THE RECORDS

--- BEGIN ---

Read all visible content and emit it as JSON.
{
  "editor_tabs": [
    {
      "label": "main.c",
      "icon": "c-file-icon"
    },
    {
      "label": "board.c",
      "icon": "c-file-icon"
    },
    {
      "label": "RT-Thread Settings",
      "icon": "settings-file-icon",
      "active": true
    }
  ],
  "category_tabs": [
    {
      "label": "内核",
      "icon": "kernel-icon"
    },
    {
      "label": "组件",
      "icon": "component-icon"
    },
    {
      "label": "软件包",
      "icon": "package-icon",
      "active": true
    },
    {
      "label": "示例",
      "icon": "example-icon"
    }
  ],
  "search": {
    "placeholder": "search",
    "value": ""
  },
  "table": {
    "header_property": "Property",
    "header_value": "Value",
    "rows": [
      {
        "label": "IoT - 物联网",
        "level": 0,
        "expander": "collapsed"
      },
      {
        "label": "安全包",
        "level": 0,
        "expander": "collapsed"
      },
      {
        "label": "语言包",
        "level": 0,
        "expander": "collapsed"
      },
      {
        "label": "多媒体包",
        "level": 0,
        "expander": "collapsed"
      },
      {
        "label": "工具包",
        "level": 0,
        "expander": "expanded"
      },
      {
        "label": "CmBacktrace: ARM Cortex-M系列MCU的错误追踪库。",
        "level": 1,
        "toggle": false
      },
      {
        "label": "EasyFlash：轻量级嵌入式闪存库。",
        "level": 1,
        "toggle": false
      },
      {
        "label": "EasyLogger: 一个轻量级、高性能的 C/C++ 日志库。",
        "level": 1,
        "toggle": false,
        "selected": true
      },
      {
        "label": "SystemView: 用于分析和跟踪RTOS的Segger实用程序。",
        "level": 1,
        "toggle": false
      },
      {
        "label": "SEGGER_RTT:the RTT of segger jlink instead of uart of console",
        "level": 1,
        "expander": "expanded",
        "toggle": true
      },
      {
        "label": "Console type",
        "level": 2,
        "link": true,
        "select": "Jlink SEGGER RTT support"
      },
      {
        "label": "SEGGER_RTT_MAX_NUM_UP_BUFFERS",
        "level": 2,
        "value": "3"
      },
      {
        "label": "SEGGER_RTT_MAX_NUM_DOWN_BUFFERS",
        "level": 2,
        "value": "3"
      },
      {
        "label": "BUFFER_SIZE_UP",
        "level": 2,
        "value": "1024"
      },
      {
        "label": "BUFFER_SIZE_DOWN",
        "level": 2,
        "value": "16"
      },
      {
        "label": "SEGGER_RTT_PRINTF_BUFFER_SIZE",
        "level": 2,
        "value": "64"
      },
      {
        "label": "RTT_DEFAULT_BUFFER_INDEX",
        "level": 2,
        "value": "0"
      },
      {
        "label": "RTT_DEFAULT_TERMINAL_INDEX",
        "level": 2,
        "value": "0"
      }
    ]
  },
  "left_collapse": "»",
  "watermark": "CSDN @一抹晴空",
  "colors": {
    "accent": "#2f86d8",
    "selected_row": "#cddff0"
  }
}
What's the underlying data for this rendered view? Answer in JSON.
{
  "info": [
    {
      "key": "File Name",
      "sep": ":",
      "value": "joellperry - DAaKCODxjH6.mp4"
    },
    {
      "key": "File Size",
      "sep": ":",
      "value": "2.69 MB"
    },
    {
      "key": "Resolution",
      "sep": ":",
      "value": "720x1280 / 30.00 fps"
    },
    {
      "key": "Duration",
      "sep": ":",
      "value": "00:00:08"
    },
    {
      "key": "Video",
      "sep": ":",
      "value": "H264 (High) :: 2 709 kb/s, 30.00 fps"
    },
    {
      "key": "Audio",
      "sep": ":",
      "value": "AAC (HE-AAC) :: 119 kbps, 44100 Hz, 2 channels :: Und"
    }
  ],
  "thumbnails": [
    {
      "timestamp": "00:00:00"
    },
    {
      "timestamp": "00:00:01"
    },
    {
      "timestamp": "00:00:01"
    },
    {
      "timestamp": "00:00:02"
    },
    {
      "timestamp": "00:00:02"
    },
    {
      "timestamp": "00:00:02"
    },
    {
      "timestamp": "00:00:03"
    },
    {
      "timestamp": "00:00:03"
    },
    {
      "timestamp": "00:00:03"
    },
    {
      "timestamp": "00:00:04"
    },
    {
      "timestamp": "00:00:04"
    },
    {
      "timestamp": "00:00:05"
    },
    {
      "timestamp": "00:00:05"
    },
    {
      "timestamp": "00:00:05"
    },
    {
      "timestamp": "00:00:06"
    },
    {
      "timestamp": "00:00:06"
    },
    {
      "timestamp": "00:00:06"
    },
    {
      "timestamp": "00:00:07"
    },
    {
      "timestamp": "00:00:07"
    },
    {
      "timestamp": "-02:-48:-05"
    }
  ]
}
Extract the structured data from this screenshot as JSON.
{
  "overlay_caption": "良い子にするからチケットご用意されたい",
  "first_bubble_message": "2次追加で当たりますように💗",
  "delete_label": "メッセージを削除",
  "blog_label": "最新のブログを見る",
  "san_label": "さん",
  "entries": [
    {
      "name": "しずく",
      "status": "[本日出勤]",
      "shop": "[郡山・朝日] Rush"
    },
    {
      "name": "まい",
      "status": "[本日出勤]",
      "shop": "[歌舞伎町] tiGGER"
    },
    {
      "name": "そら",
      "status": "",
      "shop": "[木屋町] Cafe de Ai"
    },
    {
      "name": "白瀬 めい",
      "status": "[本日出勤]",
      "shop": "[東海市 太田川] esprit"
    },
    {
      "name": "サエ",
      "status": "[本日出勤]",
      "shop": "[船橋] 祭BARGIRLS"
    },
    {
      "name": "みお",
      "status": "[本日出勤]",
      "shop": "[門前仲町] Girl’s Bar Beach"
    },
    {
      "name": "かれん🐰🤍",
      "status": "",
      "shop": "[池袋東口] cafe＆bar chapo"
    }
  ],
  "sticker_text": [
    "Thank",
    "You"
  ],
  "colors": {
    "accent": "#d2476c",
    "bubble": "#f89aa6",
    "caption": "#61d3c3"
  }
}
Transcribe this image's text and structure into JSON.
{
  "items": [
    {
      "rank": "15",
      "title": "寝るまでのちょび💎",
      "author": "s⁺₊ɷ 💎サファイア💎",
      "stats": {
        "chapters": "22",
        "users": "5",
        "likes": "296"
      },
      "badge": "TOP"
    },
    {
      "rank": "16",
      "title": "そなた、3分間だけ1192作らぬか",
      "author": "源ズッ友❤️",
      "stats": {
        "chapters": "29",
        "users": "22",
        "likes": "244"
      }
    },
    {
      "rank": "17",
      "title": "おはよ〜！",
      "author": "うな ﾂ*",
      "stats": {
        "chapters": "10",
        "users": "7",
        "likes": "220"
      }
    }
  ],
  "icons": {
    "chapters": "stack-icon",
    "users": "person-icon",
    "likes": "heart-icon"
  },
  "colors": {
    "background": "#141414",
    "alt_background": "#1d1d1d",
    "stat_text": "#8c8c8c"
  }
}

--- END ---

EXERCISE
Each line from the one containing "Extract the structured" through the end of the entries, both included, is to be returned exactly, with no other lines.

OUTPUT BELOW
Extract the structured data from this screenshot as JSON.
{
  "overlay_caption": "良い子にするからチケットご用意されたい",
  "first_bubble_message": "2次追加で当たりますように💗",
  "delete_label": "メッセージを削除",
  "blog_label": "最新のブログを見る",
  "san_label": "さん",
  "entries": [
    {
      "name": "しずく",
      "status": "[本日出勤]",
      "shop": "[郡山・朝日] Rush"
    },
    {
      "name": "まい",
      "status": "[本日出勤]",
      "shop": "[歌舞伎町] tiGGER"
    },
    {
      "name": "そら",
      "status": "",
      "shop": "[木屋町] Cafe de Ai"
    },
    {
      "name": "白瀬 めい",
      "status": "[本日出勤]",
      "shop": "[東海市 太田川] esprit"
    },
    {
      "name": "サエ",
      "status": "[本日出勤]",
      "shop": "[船橋] 祭BARGIRLS"
    },
    {
      "name": "みお",
      "status": "[本日出勤]",
      "shop": "[門前仲町] Girl’s Bar Beach"
    },
    {
      "name": "かれん🐰🤍",
      "status": "",
      "shop": "[池袋東口] cafe＆bar chapo"
    }
  ],
  "sticker_text": [
    "Thank",
    "You"
  ],
  "colors": {
    "accent": "#d2476c",
    "bubble": "#f89aa6",
    "caption": "#61d3c3"
  }
}
Transcribe this image's text and structure into JSON.
{
  "items": [
    {
      "rank": "15",
      "title": "寝るまでのちょび💎",
      "author": "s⁺₊ɷ 💎サファイア💎",
      "stats": {
        "chapters": "22",
        "users": "5",
        "likes": "296"
      },
      "badge": "TOP"
    },
    {
      "rank": "16",
      "title": "そなた、3分間だけ1192作らぬか",
      "author": "源ズッ友❤️",
      "stats": {
        "chapters": "29",
        "users": "22",
        "likes": "244"
      }
    },
    {
      "rank": "17",
      "title": "おはよ〜！",
      "author": "うな ﾂ*",
      "stats": {
        "chapters": "10",
        "users": "7",
        "likes": "220"
      }
    }
  ],
  "icons": {
    "chapters": "stack-icon",
    "users": "person-icon",
    "likes": "heart-icon"
  },
  "colors": {
    "background": "#141414",
    "alt_background": "#1d1d1d",
    "stat_text": "#8c8c8c"
  }
}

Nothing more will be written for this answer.